Request → Reproduce each of the following records line for line, with no changes.
━━━━━━━━━━━━━━━━
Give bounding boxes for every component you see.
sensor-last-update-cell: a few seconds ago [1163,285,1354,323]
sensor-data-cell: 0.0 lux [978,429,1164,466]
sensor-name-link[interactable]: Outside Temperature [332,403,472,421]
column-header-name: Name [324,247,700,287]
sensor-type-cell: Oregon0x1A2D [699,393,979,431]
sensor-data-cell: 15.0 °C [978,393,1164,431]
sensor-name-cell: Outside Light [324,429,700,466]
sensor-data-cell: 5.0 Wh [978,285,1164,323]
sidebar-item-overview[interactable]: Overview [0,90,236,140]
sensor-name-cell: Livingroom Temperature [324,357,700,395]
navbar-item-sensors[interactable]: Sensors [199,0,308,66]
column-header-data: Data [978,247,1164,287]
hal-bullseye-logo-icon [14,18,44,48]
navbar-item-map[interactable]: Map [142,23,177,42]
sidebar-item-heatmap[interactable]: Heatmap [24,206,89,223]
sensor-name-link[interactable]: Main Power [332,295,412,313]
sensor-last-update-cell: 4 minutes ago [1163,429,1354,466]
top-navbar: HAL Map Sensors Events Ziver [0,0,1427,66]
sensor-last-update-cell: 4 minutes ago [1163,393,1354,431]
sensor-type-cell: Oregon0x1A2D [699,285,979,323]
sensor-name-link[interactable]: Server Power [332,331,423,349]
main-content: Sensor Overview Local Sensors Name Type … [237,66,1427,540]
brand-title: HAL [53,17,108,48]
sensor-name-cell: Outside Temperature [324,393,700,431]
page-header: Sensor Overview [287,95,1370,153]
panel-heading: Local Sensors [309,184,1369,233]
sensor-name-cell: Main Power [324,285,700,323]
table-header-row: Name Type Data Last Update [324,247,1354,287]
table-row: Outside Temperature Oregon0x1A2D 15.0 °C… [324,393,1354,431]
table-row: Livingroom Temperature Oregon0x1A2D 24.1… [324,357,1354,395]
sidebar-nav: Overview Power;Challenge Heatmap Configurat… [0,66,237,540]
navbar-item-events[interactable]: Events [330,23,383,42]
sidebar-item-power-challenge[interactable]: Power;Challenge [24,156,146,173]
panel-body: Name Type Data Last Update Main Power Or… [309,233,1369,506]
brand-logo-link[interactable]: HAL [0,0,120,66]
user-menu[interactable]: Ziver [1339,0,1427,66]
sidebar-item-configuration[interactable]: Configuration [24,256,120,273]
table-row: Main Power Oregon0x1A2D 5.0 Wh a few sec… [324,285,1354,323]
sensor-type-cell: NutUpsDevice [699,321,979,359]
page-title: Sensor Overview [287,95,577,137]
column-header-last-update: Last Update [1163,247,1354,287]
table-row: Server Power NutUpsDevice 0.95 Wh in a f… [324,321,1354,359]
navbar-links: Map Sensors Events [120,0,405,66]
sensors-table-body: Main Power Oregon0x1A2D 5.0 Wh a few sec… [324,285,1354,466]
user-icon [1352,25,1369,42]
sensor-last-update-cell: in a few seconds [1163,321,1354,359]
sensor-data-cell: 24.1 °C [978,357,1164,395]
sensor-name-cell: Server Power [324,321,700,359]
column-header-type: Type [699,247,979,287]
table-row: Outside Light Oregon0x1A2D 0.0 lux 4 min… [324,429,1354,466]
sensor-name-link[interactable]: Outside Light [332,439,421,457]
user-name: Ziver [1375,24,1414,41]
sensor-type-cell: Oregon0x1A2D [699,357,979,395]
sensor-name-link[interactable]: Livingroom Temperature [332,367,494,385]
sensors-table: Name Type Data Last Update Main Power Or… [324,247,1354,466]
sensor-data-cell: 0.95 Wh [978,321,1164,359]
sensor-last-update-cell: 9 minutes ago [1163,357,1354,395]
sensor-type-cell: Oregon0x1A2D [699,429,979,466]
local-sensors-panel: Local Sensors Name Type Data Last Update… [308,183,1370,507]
━━━━━━━━━━━━━━━━
Output for this exercise →
Give bounding boxes for every component you see.
sensor-last-update-cell: a few seconds ago [1163,285,1354,323]
sensor-data-cell: 0.0 lux [978,429,1164,466]
sensor-name-link[interactable]: Outside Temperature [332,403,472,421]
column-header-name: Name [324,247,700,287]
sensor-type-cell: Oregon0x1A2D [699,393,979,431]
sensor-data-cell: 15.0 °C [978,393,1164,431]
sensor-name-cell: Outside Light [324,429,700,466]
sensor-data-cell: 5.0 Wh [978,285,1164,323]
sidebar-item-overview[interactable]: Overview [0,90,236,140]
sensor-name-cell: Livingroom Temperature [324,357,700,395]
navbar-item-sensors[interactable]: Sensors [199,0,308,66]
column-header-data: Data [978,247,1164,287]
hal-bullseye-logo-icon [14,18,44,48]
navbar-item-map[interactable]: Map [142,23,177,42]
sidebar-item-heatmap[interactable]: Heatmap [24,206,89,223]
sensor-name-link[interactable]: Main Power [332,295,412,313]
sensor-last-update-cell: 4 minutes ago [1163,429,1354,466]
top-navbar: HAL Map Sensors Events Ziver [0,0,1427,66]
sensor-last-update-cell: 4 minutes ago [1163,393,1354,431]
sensor-type-cell: Oregon0x1A2D [699,285,979,323]
sensor-name-link[interactable]: Server Power [332,331,423,349]
main-content: Sensor Overview Local Sensors Name Type … [237,66,1427,540]
brand-title: HAL [53,17,108,48]
sensor-name-cell: Outside Temperature [324,393,700,431]
page-header: Sensor Overview [287,95,1370,153]
panel-heading: Local Sensors [309,184,1369,233]
sensor-name-cell: Main Power [324,285,700,323]
table-header-row: Name Type Data Last Update [324,247,1354,287]
table-row: Outside Temperature Oregon0x1A2D 15.0 °C… [324,393,1354,431]
table-row: Livingroom Temperature Oregon0x1A2D 24.1… [324,357,1354,395]
sidebar-nav: Overview Power;Challenge Heatmap Configurat… [0,66,237,540]
navbar-item-events[interactable]: Events [330,23,383,42]
sidebar-item-power-challenge[interactable]: Power;Challenge [24,156,146,173]
panel-body: Name Type Data Last Update Main Power Or… [309,233,1369,506]
brand-logo-link[interactable]: HAL [0,0,120,66]
user-menu[interactable]: Ziver [1339,0,1427,66]
sidebar-item-configuration[interactable]: Configuration [24,256,120,273]
table-row: Main Power Oregon0x1A2D 5.0 Wh a few sec… [324,285,1354,323]
sensor-type-cell: NutUpsDevice [699,321,979,359]
page-title: Sensor Overview [287,95,577,137]
column-header-last-update: Last Update [1163,247,1354,287]
table-row: Server Power NutUpsDevice 0.95 Wh in a f… [324,321,1354,359]
navbar-links: Map Sensors Events [120,0,405,66]
sensors-table-body: Main Power Oregon0x1A2D 5.0 Wh a few sec… [324,285,1354,466]
user-icon [1352,25,1369,42]
sensor-last-update-cell: in a few seconds [1163,321,1354,359]
sensor-data-cell: 24.1 °C [978,357,1164,395]
sensor-name-cell: Server Power [324,321,700,359]
column-header-type: Type [699,247,979,287]
table-row: Outside Light Oregon0x1A2D 0.0 lux 4 min… [324,429,1354,466]
sensor-name-link[interactable]: Outside Light [332,439,421,457]
user-name: Ziver [1375,24,1414,41]
sensor-type-cell: Oregon0x1A2D [699,357,979,395]
sensor-name-link[interactable]: Livingroom Temperature [332,367,494,385]
sensors-table: Name Type Data Last Update Main Power Or… [324,247,1354,466]
sensor-data-cell: 0.95 Wh [978,321,1164,359]
sensor-last-update-cell: 9 minutes ago [1163,357,1354,395]
sensor-type-cell: Oregon0x1A2D [699,429,979,466]
local-sensors-panel: Local Sensors Name Type Data Last Update… [308,183,1370,507]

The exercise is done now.